▶ _Material for this task_:

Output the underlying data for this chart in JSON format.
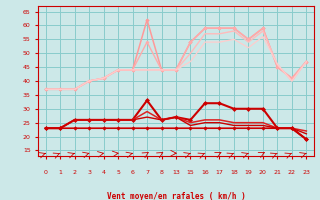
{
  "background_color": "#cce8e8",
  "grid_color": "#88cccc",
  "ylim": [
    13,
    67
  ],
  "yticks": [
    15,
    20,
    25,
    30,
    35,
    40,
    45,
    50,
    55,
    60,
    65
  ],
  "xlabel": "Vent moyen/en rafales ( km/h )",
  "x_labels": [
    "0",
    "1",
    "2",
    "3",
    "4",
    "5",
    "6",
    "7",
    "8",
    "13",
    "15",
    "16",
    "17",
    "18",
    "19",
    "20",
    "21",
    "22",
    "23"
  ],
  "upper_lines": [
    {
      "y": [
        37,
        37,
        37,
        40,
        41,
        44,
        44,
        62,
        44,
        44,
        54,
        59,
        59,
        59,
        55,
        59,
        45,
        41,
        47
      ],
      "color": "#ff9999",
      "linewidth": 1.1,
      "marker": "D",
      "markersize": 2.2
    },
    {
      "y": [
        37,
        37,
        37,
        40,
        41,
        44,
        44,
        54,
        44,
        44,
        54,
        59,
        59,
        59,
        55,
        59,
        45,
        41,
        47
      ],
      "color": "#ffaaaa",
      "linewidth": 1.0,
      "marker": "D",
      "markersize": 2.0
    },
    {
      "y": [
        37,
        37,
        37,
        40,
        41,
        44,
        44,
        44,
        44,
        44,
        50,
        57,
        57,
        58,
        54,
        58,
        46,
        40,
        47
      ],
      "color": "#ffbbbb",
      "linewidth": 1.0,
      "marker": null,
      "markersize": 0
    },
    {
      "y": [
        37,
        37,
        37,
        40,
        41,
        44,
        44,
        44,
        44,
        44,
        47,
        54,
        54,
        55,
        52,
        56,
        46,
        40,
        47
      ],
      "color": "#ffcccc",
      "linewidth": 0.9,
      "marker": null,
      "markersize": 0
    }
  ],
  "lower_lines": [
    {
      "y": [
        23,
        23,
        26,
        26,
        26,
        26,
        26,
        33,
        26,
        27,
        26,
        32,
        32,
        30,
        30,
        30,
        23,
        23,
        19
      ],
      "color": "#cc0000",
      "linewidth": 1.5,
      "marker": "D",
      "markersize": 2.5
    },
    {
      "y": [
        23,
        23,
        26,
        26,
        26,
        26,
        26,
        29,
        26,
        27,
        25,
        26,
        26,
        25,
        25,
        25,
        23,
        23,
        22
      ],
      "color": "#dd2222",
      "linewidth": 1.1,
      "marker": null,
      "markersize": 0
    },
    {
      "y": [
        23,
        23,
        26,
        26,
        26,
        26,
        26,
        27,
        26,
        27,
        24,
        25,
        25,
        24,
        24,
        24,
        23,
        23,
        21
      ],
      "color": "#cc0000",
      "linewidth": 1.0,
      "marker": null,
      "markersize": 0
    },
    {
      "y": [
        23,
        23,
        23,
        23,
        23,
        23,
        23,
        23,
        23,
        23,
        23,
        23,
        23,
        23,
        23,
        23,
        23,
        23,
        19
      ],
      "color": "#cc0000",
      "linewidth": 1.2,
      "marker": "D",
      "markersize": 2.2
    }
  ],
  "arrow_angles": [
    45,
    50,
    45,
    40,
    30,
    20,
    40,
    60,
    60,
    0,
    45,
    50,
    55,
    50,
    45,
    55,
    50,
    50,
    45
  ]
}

▶ _Exercise goal_:
Exclude the pictures and transcribe all of the entries exactly.

▶ _Exercise solution_:
Output the underlying data for this chart in JSON format.
{
  "background_color": "#cce8e8",
  "grid_color": "#88cccc",
  "ylim": [
    13,
    67
  ],
  "yticks": [
    15,
    20,
    25,
    30,
    35,
    40,
    45,
    50,
    55,
    60,
    65
  ],
  "xlabel": "Vent moyen/en rafales ( km/h )",
  "x_labels": [
    "0",
    "1",
    "2",
    "3",
    "4",
    "5",
    "6",
    "7",
    "8",
    "13",
    "15",
    "16",
    "17",
    "18",
    "19",
    "20",
    "21",
    "22",
    "23"
  ],
  "upper_lines": [
    {
      "y": [
        37,
        37,
        37,
        40,
        41,
        44,
        44,
        62,
        44,
        44,
        54,
        59,
        59,
        59,
        55,
        59,
        45,
        41,
        47
      ],
      "color": "#ff9999",
      "linewidth": 1.1,
      "marker": "D",
      "markersize": 2.2
    },
    {
      "y": [
        37,
        37,
        37,
        40,
        41,
        44,
        44,
        54,
        44,
        44,
        54,
        59,
        59,
        59,
        55,
        59,
        45,
        41,
        47
      ],
      "color": "#ffaaaa",
      "linewidth": 1.0,
      "marker": "D",
      "markersize": 2.0
    },
    {
      "y": [
        37,
        37,
        37,
        40,
        41,
        44,
        44,
        44,
        44,
        44,
        50,
        57,
        57,
        58,
        54,
        58,
        46,
        40,
        47
      ],
      "color": "#ffbbbb",
      "linewidth": 1.0,
      "marker": null,
      "markersize": 0
    },
    {
      "y": [
        37,
        37,
        37,
        40,
        41,
        44,
        44,
        44,
        44,
        44,
        47,
        54,
        54,
        55,
        52,
        56,
        46,
        40,
        47
      ],
      "color": "#ffcccc",
      "linewidth": 0.9,
      "marker": null,
      "markersize": 0
    }
  ],
  "lower_lines": [
    {
      "y": [
        23,
        23,
        26,
        26,
        26,
        26,
        26,
        33,
        26,
        27,
        26,
        32,
        32,
        30,
        30,
        30,
        23,
        23,
        19
      ],
      "color": "#cc0000",
      "linewidth": 1.5,
      "marker": "D",
      "markersize": 2.5
    },
    {
      "y": [
        23,
        23,
        26,
        26,
        26,
        26,
        26,
        29,
        26,
        27,
        25,
        26,
        26,
        25,
        25,
        25,
        23,
        23,
        22
      ],
      "color": "#dd2222",
      "linewidth": 1.1,
      "marker": null,
      "markersize": 0
    },
    {
      "y": [
        23,
        23,
        26,
        26,
        26,
        26,
        26,
        27,
        26,
        27,
        24,
        25,
        25,
        24,
        24,
        24,
        23,
        23,
        21
      ],
      "color": "#cc0000",
      "linewidth": 1.0,
      "marker": null,
      "markersize": 0
    },
    {
      "y": [
        23,
        23,
        23,
        23,
        23,
        23,
        23,
        23,
        23,
        23,
        23,
        23,
        23,
        23,
        23,
        23,
        23,
        23,
        19
      ],
      "color": "#cc0000",
      "linewidth": 1.2,
      "marker": "D",
      "markersize": 2.2
    }
  ],
  "arrow_angles": [
    45,
    50,
    45,
    40,
    30,
    20,
    40,
    60,
    60,
    0,
    45,
    50,
    55,
    50,
    45,
    55,
    50,
    50,
    45
  ]
}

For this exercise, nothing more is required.